- Job: Select each line where the word "LTRPU" appears.

-- Begin Supplied data --

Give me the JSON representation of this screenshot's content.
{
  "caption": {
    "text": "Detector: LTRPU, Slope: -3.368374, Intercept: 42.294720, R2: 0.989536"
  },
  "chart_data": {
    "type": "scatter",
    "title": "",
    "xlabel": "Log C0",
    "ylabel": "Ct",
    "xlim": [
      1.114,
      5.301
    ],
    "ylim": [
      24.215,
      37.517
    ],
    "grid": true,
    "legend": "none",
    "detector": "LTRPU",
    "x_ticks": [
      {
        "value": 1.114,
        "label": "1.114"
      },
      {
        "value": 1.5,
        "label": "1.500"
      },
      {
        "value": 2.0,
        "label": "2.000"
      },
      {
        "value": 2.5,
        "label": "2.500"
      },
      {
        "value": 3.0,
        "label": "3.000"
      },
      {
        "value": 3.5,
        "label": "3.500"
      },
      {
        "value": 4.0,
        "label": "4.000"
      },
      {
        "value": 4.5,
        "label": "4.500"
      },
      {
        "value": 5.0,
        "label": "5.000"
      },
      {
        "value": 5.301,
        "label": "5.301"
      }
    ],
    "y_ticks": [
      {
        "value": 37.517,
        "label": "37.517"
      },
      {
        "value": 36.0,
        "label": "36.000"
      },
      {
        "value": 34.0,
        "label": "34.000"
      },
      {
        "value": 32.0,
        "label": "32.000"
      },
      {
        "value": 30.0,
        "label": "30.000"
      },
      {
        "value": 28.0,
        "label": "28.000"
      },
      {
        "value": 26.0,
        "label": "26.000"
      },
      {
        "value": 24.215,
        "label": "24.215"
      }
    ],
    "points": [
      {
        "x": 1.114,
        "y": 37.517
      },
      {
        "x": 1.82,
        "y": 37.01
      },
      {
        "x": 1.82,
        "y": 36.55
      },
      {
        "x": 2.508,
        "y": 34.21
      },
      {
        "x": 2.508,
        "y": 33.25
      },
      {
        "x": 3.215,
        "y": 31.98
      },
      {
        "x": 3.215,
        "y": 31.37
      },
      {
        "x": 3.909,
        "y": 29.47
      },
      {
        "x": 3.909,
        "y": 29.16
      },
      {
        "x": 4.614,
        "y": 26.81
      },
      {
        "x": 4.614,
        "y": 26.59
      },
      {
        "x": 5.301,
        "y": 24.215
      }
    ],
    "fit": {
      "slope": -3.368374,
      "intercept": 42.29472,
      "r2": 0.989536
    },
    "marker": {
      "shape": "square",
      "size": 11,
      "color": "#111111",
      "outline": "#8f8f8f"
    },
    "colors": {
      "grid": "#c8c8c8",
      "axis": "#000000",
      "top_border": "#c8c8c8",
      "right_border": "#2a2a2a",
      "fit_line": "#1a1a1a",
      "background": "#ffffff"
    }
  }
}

-- End Supplied data --

- Answer to the problem:
    "text": "Detector: LTRPU, Slope: -3.368374, Intercept: 42.294720, R2: 0.989536"
    "detector": "LTRPU",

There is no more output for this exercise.